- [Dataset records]
________
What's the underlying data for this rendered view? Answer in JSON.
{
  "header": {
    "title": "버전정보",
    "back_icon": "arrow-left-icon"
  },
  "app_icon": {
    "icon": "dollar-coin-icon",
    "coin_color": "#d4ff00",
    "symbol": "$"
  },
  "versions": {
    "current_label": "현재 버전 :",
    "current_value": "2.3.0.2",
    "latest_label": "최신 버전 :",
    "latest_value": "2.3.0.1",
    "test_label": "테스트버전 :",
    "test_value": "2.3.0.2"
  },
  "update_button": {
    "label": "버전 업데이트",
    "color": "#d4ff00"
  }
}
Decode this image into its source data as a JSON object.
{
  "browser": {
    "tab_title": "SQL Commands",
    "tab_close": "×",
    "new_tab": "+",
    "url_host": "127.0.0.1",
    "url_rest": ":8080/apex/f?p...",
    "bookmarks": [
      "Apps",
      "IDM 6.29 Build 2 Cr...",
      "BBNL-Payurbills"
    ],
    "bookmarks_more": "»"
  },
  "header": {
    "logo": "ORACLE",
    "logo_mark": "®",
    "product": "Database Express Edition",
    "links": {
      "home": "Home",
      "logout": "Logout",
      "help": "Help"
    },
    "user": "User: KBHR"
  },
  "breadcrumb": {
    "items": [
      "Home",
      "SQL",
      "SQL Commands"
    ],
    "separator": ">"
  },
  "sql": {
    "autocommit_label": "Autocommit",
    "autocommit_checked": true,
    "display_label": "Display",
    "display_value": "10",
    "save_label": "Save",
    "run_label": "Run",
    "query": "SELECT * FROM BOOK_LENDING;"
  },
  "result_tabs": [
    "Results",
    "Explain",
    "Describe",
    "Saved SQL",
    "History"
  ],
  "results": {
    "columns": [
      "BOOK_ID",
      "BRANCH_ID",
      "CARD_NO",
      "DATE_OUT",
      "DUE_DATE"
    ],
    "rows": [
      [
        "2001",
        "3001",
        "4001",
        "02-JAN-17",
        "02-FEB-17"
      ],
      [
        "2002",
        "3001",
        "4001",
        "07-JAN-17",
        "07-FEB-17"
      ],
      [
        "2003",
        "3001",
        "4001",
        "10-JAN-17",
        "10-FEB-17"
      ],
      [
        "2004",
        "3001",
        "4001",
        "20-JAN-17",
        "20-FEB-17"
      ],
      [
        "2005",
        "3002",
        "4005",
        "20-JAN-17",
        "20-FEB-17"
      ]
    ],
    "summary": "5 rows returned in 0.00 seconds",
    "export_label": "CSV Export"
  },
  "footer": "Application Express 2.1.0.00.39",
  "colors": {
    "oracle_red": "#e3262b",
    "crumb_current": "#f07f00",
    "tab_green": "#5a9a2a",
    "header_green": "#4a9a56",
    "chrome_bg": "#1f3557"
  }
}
________
- [Exercise]
Search the data above for the string "this" and copy each line that has it.

- [Worked solution]
What's the underlying data for this rendered view? Answer in JSON.
Decode this image into its source data as a JSON object.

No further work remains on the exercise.